> **Record excerpts**
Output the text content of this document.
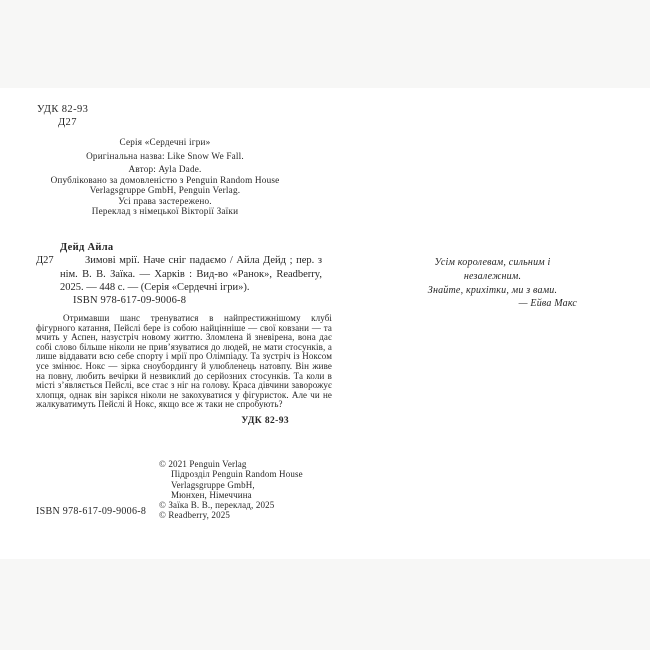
УДК 82-93
Д27
Серія «Сердечні ігри»
Оригінальна назва: Like Snow We Fall.
Автор: Ayla Dade.
Опубліковано за домовленістю з Penguin Random House
Verlagsgruppe GmbH, Penguin Verlag.
Усі права застережено.
Переклад з німецької Вікторії Заїки
Дейд Айла
Д27	Зимові мрії. Наче сніг падаємо / Айла Дейд ; пер. з нім. В. В. Заїка. — Харків : Вид-во «Ранок», Readberry, 2025. — 448 с. — (Серія «Сердечні ігри»).

ISBN 978-617-09-9006-8

Отримавши шанс тренуватися в найпрестижнішому клубі фігурного катання, Пейслі бере із собою найцінніше — свої ковзани — та мчить у Аспен, назустріч новому життю. Зломлена й зневірена, вона дає собі слово більше ніколи не прив’язуватися до людей, не мати стосунків, а лише віддавати всю себе спорту і мрії про Олімпіаду. Та зустріч із Ноксом усе змінює. Нокс — зірка сноубордингу й улюбленець натовпу. Він живе на повну, любить вечірки й незвиклий до серйозних стосунків. Та коли в місті з’являється Пейслі, все стає з ніг на голову. Краса дівчини заворожує хлопця, однак він зарікся ніколи не закохуватися у фігуристок. Але чи не жалкуватимуть Пейслі й Нокс, якщо все ж таки не спробують?

УДК 82-93
© 2021 Penguin Verlag
Підрозділ Penguin Random House
Verlagsgruppe GmbH,
Мюнхен, Німеччина
© Заїка В. В., переклад, 2025
© Readberry, 2025
ISBN 978-617-09-9006-8
Усім королевам, сильним і незалежним.
Знайте, крихітки, ми з вами.
— Ейва Макс
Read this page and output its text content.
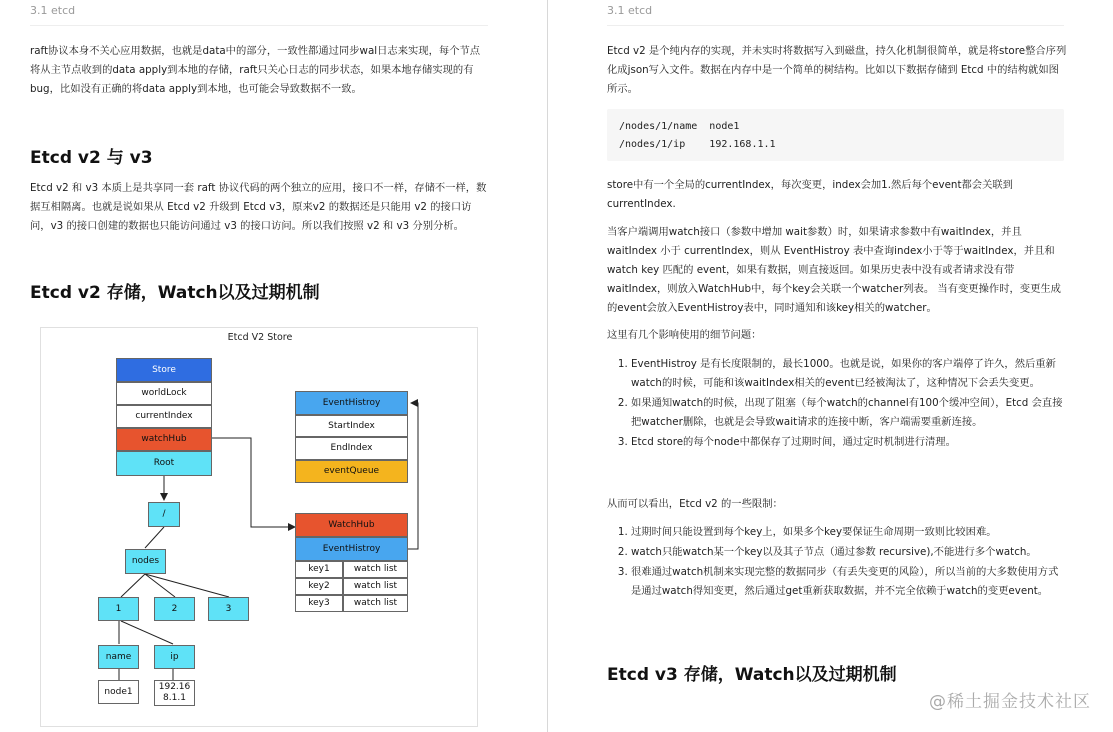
3.1 etcd

raft协议本身不关心应用数据，也就是data中的部分，一致性都通过同步wal日志来实现，每个节点将从主节点收到的data apply到本地的存储，raft只关心日志的同步状态，如果本地存储实现的有bug，比如没有正确的将data apply到本地，也可能会导致数据不一致。

Etcd v2 与 v3

Etcd v2 和 v3 本质上是共享同一套 raft 协议代码的两个独立的应用，接口不一样，存储不一样，数据互相隔离。也就是说如果从 Etcd v2 升级到 Etcd v3，原来v2 的数据还是只能用 v2 的接口访问，v3 的接口创建的数据也只能访问通过 v3 的接口访问。所以我们按照 v2 和 v3 分别分析。

Etcd v2 存储，Watch以及过期机制
Etcd V2 Store
Store
worldLock
currentIndex
watchHub
Root
EventHistroy
StartIndex
EndIndex
eventQueue
WatchHub
EventHistroy
key1	watch list
key2	watch list
key3	watch list
/
nodes
1	2	3
name	ip
node1	192.16
8.1.1
3.1 etcd

Etcd v2 是个纯内存的实现，并未实时将数据写入到磁盘，持久化机制很简单，就是将store整合序列化成json写入文件。数据在内存中是一个简单的树结构。比如以下数据存储到 Etcd 中的结构就如图所示。

/nodes/1/name  node1
/nodes/1/ip    192.168.1.1

store中有一个全局的currentIndex，每次变更，index会加1.然后每个event都会关联到currentIndex.

当客户端调用watch接口（参数中增加 wait参数）时，如果请求参数中有waitIndex，并且waitIndex 小于 currentIndex，则从 EventHistroy 表中查询index小于等于waitIndex，并且和watch key 匹配的 event，如果有数据，则直接返回。如果历史表中没有或者请求没有带 waitIndex，则放入WatchHub中，每个key会关联一个watcher列表。 当有变更操作时，变更生成的event会放入EventHistroy表中，同时通知和该key相关的watcher。

这里有几个影响使用的细节问题：

1. EventHistroy 是有长度限制的，最长1000。也就是说，如果你的客户端停了许久，然后重新watch的时候，可能和该waitIndex相关的event已经被淘汰了，这种情况下会丢失变更。
2. 如果通知watch的时候，出现了阻塞（每个watch的channel有100个缓冲空间），Etcd 会直接把watcher删除，也就是会导致wait请求的连接中断，客户端需要重新连接。
3. Etcd store的每个node中都保存了过期时间，通过定时机制进行清理。

从而可以看出，Etcd v2 的一些限制：

1. 过期时间只能设置到每个key上，如果多个key要保证生命周期一致则比较困难。
2. watch只能watch某一个key以及其子节点（通过参数 recursive),不能进行多个watch。
3. 很难通过watch机制来实现完整的数据同步（有丢失变更的风险），所以当前的大多数使用方式是通过watch得知变更，然后通过get重新获取数据，并不完全依赖于watch的变更event。
Etcd v3 存储，Watch以及过期机制
@稀土掘金技术社区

> **Exercise brief**
Gather each line holding the string "Random".

> **The answer**
Опубліковано за домовленістю з Penguin Random House
Підрозділ Penguin Random House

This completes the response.